Collected data:
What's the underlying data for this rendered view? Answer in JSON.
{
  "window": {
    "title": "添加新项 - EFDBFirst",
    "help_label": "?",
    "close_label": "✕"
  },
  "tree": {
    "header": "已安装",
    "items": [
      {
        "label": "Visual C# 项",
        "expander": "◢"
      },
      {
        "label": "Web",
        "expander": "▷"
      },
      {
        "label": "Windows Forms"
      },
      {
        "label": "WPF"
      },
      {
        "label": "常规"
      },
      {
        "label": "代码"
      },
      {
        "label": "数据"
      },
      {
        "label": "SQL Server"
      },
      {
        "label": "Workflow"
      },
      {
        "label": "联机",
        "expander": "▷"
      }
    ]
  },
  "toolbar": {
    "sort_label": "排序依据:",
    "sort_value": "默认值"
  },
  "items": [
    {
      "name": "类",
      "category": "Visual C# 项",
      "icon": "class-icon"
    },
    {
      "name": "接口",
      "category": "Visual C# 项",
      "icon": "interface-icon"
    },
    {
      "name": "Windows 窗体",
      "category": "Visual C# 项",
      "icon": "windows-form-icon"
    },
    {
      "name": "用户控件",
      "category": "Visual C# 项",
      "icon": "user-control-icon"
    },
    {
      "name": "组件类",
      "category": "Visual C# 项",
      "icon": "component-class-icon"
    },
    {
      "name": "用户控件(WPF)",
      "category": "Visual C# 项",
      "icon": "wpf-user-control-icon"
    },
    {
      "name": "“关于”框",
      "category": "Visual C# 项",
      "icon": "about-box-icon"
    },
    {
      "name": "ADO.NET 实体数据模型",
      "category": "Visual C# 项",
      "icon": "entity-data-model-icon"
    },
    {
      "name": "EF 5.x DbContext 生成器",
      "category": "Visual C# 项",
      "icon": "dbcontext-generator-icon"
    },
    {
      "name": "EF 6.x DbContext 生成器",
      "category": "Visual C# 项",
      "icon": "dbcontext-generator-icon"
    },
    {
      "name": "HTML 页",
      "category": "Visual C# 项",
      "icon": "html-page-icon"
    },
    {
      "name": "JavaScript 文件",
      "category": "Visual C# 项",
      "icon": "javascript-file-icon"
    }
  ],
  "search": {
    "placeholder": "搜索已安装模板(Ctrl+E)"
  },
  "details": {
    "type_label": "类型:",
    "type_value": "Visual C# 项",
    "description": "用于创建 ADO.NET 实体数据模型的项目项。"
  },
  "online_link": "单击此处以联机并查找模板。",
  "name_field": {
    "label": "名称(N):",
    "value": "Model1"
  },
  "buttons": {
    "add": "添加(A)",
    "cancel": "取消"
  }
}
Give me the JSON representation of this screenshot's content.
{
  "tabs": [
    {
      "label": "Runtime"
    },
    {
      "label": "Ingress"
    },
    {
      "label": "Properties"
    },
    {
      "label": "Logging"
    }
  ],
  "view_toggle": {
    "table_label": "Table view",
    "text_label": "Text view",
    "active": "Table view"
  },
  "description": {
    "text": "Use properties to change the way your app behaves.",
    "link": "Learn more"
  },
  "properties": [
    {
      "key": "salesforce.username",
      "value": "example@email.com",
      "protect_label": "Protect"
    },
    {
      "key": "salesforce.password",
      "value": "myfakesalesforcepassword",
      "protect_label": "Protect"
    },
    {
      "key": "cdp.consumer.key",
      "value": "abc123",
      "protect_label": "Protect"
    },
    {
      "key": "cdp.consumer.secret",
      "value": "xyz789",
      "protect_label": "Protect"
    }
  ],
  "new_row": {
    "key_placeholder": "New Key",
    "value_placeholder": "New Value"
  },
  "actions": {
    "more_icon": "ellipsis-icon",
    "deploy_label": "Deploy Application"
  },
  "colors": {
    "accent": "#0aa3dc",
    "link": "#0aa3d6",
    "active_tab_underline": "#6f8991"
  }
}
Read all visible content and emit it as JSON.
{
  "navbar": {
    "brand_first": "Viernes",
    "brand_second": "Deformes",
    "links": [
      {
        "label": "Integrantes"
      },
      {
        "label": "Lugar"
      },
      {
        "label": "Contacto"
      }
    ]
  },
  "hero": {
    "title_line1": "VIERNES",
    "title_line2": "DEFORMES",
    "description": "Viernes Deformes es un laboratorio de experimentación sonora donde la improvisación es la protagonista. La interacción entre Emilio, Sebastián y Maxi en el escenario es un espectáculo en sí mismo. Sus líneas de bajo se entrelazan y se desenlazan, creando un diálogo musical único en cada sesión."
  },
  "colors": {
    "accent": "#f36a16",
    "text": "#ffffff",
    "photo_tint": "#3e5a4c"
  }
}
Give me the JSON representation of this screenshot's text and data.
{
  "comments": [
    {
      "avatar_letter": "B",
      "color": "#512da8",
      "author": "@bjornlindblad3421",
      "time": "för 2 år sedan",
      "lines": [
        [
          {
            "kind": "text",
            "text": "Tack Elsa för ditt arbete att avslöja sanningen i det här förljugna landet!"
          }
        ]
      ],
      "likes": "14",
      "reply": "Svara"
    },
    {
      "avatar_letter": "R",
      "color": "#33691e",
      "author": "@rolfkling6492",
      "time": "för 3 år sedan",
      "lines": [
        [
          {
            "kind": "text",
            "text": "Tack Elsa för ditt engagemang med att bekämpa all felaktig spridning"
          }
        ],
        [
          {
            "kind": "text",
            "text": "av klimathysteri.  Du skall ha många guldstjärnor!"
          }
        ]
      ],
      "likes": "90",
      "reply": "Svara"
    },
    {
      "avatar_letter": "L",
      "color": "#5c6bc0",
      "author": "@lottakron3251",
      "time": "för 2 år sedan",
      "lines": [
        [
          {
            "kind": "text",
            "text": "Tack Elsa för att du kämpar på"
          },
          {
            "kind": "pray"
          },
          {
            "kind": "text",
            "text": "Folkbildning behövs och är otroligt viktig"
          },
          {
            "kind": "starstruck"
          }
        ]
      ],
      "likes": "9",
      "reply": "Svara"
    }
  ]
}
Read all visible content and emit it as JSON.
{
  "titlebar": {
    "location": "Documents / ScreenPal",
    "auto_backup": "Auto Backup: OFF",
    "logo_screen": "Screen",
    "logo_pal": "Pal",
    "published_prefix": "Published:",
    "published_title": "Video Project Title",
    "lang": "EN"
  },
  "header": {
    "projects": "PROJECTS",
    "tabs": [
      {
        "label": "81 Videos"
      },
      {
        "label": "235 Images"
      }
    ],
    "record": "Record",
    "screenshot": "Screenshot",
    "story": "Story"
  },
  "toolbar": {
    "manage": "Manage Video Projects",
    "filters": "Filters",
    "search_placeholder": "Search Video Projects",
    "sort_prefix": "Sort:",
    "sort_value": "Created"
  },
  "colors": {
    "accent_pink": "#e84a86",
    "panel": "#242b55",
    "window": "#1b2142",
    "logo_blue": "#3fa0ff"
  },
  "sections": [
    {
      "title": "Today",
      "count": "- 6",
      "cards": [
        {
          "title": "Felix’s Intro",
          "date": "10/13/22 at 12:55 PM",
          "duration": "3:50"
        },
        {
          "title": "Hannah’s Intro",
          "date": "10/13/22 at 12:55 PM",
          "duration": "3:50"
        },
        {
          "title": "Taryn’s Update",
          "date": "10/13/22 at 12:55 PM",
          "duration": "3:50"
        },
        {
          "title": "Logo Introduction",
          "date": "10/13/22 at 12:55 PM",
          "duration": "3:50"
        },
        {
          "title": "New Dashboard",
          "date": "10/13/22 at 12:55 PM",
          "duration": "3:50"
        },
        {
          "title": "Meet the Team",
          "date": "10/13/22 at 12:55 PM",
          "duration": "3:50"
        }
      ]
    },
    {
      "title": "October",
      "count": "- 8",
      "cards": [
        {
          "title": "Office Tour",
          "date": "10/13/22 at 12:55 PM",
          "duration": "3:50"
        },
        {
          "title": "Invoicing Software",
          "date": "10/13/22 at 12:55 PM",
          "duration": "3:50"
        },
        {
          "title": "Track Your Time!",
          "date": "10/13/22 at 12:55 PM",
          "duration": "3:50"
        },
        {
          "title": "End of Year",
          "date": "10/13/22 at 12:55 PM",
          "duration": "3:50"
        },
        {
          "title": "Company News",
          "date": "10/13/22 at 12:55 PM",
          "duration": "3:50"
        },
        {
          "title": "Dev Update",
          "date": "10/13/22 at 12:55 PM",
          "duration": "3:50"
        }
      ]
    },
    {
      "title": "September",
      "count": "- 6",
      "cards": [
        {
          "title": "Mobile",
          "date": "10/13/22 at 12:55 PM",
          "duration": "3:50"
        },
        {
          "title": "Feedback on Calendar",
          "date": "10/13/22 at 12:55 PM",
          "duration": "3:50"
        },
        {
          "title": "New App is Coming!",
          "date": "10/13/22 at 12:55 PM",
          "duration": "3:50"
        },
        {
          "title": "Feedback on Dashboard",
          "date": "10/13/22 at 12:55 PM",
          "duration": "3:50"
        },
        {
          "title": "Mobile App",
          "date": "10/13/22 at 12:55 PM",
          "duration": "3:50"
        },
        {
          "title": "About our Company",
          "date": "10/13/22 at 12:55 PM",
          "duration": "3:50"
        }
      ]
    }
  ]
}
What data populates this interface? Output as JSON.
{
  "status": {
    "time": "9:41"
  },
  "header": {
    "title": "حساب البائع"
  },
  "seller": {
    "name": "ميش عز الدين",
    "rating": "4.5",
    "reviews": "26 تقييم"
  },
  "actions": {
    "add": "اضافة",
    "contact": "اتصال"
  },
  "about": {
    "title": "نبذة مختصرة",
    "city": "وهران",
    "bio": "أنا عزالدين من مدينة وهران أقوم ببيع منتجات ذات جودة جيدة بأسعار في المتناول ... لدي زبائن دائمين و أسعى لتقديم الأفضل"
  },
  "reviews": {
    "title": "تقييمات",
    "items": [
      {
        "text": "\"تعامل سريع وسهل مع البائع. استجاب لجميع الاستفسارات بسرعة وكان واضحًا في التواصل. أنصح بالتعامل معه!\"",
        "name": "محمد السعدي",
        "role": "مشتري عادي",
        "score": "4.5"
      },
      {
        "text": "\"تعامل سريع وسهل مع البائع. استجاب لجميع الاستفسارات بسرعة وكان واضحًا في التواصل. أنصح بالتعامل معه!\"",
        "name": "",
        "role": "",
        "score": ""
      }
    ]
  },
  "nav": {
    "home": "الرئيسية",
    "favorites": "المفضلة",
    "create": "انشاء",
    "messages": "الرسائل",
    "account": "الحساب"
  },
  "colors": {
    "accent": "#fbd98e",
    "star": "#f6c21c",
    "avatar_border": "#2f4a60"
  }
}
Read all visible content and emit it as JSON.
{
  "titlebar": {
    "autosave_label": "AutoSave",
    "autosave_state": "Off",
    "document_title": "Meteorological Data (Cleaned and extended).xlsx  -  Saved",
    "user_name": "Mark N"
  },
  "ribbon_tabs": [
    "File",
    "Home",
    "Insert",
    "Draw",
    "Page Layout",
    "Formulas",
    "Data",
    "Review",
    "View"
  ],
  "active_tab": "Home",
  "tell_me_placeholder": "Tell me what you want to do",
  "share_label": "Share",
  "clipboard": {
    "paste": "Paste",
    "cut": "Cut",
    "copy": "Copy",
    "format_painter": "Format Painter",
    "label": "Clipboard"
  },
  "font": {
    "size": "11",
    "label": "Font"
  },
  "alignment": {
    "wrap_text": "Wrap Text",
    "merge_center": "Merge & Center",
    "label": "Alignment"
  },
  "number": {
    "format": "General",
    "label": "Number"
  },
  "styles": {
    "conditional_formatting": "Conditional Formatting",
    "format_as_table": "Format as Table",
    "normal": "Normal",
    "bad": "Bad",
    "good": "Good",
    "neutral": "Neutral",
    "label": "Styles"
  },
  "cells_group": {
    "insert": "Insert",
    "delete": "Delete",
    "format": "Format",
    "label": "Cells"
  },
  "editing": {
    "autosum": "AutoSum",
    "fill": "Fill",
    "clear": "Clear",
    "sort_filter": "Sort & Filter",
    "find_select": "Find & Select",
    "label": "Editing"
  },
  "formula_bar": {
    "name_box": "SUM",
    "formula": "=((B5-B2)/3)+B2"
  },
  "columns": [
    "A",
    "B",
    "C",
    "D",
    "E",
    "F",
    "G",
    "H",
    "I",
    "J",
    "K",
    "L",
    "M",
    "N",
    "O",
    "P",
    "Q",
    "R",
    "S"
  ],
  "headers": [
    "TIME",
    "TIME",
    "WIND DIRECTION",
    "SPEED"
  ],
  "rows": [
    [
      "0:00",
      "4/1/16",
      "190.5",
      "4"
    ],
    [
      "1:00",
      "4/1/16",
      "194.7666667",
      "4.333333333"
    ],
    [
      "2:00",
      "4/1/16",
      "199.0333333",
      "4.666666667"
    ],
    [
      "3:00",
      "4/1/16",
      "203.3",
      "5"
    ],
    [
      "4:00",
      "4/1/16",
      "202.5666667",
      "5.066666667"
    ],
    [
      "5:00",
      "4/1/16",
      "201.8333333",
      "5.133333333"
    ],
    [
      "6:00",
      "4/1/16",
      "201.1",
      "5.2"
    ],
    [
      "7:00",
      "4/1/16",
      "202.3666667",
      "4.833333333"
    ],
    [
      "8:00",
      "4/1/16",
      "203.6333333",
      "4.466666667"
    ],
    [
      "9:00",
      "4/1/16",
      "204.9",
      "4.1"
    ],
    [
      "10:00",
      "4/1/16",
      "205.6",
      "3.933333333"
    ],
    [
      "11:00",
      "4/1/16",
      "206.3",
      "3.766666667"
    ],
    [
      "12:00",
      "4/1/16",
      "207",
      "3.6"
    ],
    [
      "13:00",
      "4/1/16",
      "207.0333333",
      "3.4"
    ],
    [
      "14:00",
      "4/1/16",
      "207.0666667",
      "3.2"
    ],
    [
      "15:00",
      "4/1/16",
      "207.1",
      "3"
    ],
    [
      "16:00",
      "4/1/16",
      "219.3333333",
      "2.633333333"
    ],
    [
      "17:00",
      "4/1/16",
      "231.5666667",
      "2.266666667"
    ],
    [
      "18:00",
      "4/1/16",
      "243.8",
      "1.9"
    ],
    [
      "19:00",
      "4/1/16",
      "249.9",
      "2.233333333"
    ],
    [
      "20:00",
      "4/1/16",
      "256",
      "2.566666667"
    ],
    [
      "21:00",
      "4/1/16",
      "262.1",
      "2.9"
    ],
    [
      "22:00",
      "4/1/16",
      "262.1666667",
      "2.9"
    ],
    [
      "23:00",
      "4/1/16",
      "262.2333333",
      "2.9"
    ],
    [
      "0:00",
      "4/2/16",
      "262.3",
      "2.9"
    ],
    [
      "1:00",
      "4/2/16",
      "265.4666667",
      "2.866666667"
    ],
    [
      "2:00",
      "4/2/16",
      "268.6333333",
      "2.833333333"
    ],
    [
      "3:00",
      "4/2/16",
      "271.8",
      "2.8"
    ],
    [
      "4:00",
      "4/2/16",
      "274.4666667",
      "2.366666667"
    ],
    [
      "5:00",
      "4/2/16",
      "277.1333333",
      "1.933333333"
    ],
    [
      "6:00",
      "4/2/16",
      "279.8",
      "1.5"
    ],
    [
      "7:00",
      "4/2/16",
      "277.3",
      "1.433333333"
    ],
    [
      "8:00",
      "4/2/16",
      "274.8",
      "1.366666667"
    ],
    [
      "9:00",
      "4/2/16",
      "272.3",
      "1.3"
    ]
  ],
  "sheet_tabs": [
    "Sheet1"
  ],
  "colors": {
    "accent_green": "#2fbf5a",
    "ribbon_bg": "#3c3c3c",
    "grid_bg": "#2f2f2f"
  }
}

» **WRITTEN EXERCISE**
Pull out all lines from the listing that contain the string "Update".

» **FULL ANSWER**
          "title": "Taryn’s Update",
          "title": "Dev Update",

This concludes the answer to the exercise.